Reproduce the lines of the data below without any changes.

-------- GIVEN RECORDS --------

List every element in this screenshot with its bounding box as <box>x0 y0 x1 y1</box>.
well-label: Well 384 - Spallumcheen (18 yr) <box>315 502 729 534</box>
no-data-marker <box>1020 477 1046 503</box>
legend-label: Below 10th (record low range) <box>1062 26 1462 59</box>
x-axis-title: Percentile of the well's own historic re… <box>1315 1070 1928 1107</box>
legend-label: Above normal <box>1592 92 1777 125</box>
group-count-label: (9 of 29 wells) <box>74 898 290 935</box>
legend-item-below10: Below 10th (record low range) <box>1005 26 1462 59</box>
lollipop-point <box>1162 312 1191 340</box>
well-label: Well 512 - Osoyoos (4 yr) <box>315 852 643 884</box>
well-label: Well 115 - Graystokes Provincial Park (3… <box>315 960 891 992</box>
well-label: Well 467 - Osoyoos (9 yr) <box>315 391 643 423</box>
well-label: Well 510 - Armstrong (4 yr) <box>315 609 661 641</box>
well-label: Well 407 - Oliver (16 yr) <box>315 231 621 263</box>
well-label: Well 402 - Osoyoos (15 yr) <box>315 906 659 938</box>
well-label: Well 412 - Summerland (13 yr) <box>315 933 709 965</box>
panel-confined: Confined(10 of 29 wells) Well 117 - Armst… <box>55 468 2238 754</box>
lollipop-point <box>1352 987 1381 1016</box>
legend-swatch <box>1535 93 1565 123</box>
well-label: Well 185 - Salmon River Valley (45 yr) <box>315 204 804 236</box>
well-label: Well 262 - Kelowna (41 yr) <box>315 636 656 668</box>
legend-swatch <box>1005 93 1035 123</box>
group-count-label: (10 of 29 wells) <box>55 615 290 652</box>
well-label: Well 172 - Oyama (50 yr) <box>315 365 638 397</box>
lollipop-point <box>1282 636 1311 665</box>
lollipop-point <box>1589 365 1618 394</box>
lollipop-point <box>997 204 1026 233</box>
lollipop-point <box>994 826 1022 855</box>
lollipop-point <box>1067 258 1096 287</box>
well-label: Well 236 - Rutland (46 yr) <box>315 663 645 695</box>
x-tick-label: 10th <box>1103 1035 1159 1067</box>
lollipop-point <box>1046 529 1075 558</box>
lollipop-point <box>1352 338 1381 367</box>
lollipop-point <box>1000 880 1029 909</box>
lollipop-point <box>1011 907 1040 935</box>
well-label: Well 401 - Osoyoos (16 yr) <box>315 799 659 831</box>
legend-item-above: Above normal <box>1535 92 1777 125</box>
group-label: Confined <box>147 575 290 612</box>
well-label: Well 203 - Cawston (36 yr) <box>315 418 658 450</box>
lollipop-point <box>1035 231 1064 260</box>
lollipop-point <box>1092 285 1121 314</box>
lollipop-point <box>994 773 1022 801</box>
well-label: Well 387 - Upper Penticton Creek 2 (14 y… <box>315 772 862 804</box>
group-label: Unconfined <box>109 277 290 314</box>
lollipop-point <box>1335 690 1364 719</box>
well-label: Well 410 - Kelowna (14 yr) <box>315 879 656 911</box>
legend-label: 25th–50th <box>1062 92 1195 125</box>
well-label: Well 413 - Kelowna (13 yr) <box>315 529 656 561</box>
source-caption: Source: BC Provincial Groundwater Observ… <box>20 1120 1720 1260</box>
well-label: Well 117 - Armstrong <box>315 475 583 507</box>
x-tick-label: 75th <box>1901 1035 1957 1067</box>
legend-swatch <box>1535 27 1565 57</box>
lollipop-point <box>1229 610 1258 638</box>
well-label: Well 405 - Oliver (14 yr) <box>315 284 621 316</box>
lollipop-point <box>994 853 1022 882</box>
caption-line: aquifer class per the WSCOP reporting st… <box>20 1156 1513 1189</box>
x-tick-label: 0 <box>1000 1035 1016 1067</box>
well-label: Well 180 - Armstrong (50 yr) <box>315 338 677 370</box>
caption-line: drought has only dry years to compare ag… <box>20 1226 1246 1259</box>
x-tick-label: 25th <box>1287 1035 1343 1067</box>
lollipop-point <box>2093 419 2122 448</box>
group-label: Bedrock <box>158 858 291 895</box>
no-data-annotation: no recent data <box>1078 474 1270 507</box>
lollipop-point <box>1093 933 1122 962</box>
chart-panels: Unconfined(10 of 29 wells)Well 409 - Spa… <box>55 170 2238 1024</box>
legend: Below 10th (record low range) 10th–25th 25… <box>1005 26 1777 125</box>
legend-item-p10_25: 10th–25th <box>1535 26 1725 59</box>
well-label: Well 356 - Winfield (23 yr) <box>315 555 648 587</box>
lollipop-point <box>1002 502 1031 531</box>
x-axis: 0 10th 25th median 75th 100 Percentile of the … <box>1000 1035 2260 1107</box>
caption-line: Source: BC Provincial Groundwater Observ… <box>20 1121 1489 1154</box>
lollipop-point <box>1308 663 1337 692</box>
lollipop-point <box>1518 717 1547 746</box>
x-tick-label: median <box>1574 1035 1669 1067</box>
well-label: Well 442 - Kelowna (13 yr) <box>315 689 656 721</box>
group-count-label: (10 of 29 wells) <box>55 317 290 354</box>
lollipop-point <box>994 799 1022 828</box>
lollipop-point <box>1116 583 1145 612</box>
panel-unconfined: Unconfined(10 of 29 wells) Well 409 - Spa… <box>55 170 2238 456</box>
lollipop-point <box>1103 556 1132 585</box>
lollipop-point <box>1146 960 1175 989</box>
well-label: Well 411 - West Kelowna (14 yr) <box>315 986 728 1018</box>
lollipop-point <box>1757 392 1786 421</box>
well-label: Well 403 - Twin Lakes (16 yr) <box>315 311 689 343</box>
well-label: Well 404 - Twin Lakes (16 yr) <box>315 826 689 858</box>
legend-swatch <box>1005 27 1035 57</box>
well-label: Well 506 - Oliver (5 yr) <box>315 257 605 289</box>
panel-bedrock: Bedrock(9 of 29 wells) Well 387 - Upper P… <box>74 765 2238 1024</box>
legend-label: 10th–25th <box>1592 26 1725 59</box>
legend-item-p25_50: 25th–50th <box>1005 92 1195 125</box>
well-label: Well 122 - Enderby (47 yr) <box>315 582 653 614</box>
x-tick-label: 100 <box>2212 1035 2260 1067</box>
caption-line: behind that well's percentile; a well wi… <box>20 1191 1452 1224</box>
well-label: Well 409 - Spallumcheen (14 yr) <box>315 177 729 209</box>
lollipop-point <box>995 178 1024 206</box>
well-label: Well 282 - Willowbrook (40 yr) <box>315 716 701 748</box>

--------

■ ANSWER TO THE TASK:
List every element in this screenshot with its bounding box as <box>x0 y0 x1 y1</box>.
well-label: Well 384 - Spallumcheen (18 yr) <box>315 502 729 534</box>
no-data-marker <box>1020 477 1046 503</box>
legend-label: Below 10th (record low range) <box>1062 26 1462 59</box>
x-axis-title: Percentile of the well's own historic re… <box>1315 1070 1928 1107</box>
legend-label: Above normal <box>1592 92 1777 125</box>
group-count-label: (9 of 29 wells) <box>74 898 290 935</box>
legend-item-below10: Below 10th (record low range) <box>1005 26 1462 59</box>
lollipop-point <box>1162 312 1191 340</box>
well-label: Well 512 - Osoyoos (4 yr) <box>315 852 643 884</box>
well-label: Well 115 - Graystokes Provincial Park (3… <box>315 960 891 992</box>
well-label: Well 467 - Osoyoos (9 yr) <box>315 391 643 423</box>
well-label: Well 510 - Armstrong (4 yr) <box>315 609 661 641</box>
well-label: Well 407 - Oliver (16 yr) <box>315 231 621 263</box>
well-label: Well 402 - Osoyoos (15 yr) <box>315 906 659 938</box>
well-label: Well 412 - Summerland (13 yr) <box>315 933 709 965</box>
panel-confined: Confined(10 of 29 wells) Well 117 - Armst… <box>55 468 2238 754</box>
lollipop-point <box>1352 987 1381 1016</box>
legend-swatch <box>1535 93 1565 123</box>
well-label: Well 185 - Salmon River Valley (45 yr) <box>315 204 804 236</box>
well-label: Well 262 - Kelowna (41 yr) <box>315 636 656 668</box>
legend-swatch <box>1005 93 1035 123</box>
group-count-label: (10 of 29 wells) <box>55 615 290 652</box>
well-label: Well 172 - Oyama (50 yr) <box>315 365 638 397</box>
lollipop-point <box>1282 636 1311 665</box>
lollipop-point <box>1589 365 1618 394</box>
lollipop-point <box>997 204 1026 233</box>
lollipop-point <box>994 826 1022 855</box>
lollipop-point <box>1067 258 1096 287</box>
well-label: Well 236 - Rutland (46 yr) <box>315 663 645 695</box>
x-tick-label: 10th <box>1103 1035 1159 1067</box>
lollipop-point <box>1046 529 1075 558</box>
lollipop-point <box>1352 338 1381 367</box>
lollipop-point <box>1000 880 1029 909</box>
lollipop-point <box>1011 907 1040 935</box>
well-label: Well 401 - Osoyoos (16 yr) <box>315 799 659 831</box>
legend-item-above: Above normal <box>1535 92 1777 125</box>
group-label: Confined <box>147 575 290 612</box>
well-label: Well 203 - Cawston (36 yr) <box>315 418 658 450</box>
lollipop-point <box>1035 231 1064 260</box>
lollipop-point <box>1092 285 1121 314</box>
lollipop-point <box>994 773 1022 801</box>
well-label: Well 387 - Upper Penticton Creek 2 (14 y… <box>315 772 862 804</box>
group-label: Unconfined <box>109 277 290 314</box>
lollipop-point <box>1335 690 1364 719</box>
well-label: Well 410 - Kelowna (14 yr) <box>315 879 656 911</box>
legend-label: 25th–50th <box>1062 92 1195 125</box>
well-label: Well 413 - Kelowna (13 yr) <box>315 529 656 561</box>
source-caption: Source: BC Provincial Groundwater Observ… <box>20 1120 1720 1260</box>
well-label: Well 117 - Armstrong <box>315 475 583 507</box>
x-tick-label: 75th <box>1901 1035 1957 1067</box>
legend-swatch <box>1535 27 1565 57</box>
lollipop-point <box>1229 610 1258 638</box>
well-label: Well 405 - Oliver (14 yr) <box>315 284 621 316</box>
lollipop-point <box>994 853 1022 882</box>
caption-line: aquifer class per the WSCOP reporting st… <box>20 1156 1513 1189</box>
x-tick-label: 0 <box>1000 1035 1016 1067</box>
well-label: Well 180 - Armstrong (50 yr) <box>315 338 677 370</box>
caption-line: drought has only dry years to compare ag… <box>20 1226 1246 1259</box>
x-tick-label: 25th <box>1287 1035 1343 1067</box>
lollipop-point <box>2093 419 2122 448</box>
group-label: Bedrock <box>158 858 291 895</box>
no-data-annotation: no recent data <box>1078 474 1270 507</box>
lollipop-point <box>1093 933 1122 962</box>
chart-panels: Unconfined(10 of 29 wells)Well 409 - Spa… <box>55 170 2238 1024</box>
legend: Below 10th (record low range) 10th–25th 25… <box>1005 26 1777 125</box>
legend-item-p10_25: 10th–25th <box>1535 26 1725 59</box>
well-label: Well 356 - Winfield (23 yr) <box>315 555 648 587</box>
lollipop-point <box>1002 502 1031 531</box>
x-axis: 0 10th 25th median 75th 100 Percentile of the … <box>1000 1035 2260 1107</box>
caption-line: Source: BC Provincial Groundwater Observ… <box>20 1121 1489 1154</box>
lollipop-point <box>1308 663 1337 692</box>
lollipop-point <box>1518 717 1547 746</box>
x-tick-label: median <box>1574 1035 1669 1067</box>
well-label: Well 442 - Kelowna (13 yr) <box>315 689 656 721</box>
group-count-label: (10 of 29 wells) <box>55 317 290 354</box>
lollipop-point <box>994 799 1022 828</box>
lollipop-point <box>1116 583 1145 612</box>
panel-unconfined: Unconfined(10 of 29 wells) Well 409 - Spa… <box>55 170 2238 456</box>
lollipop-point <box>1103 556 1132 585</box>
lollipop-point <box>1146 960 1175 989</box>
well-label: Well 411 - West Kelowna (14 yr) <box>315 986 728 1018</box>
lollipop-point <box>1757 392 1786 421</box>
well-label: Well 403 - Twin Lakes (16 yr) <box>315 311 689 343</box>
well-label: Well 404 - Twin Lakes (16 yr) <box>315 826 689 858</box>
legend-swatch <box>1005 27 1035 57</box>
well-label: Well 506 - Oliver (5 yr) <box>315 257 605 289</box>
panel-bedrock: Bedrock(9 of 29 wells) Well 387 - Upper P… <box>74 765 2238 1024</box>
legend-label: 10th–25th <box>1592 26 1725 59</box>
legend-item-p25_50: 25th–50th <box>1005 92 1195 125</box>
well-label: Well 122 - Enderby (47 yr) <box>315 582 653 614</box>
x-tick-label: 100 <box>2212 1035 2260 1067</box>
caption-line: behind that well's percentile; a well wi… <box>20 1191 1452 1224</box>
well-label: Well 409 - Spallumcheen (14 yr) <box>315 177 729 209</box>
lollipop-point <box>995 178 1024 206</box>
well-label: Well 282 - Willowbrook (40 yr) <box>315 716 701 748</box>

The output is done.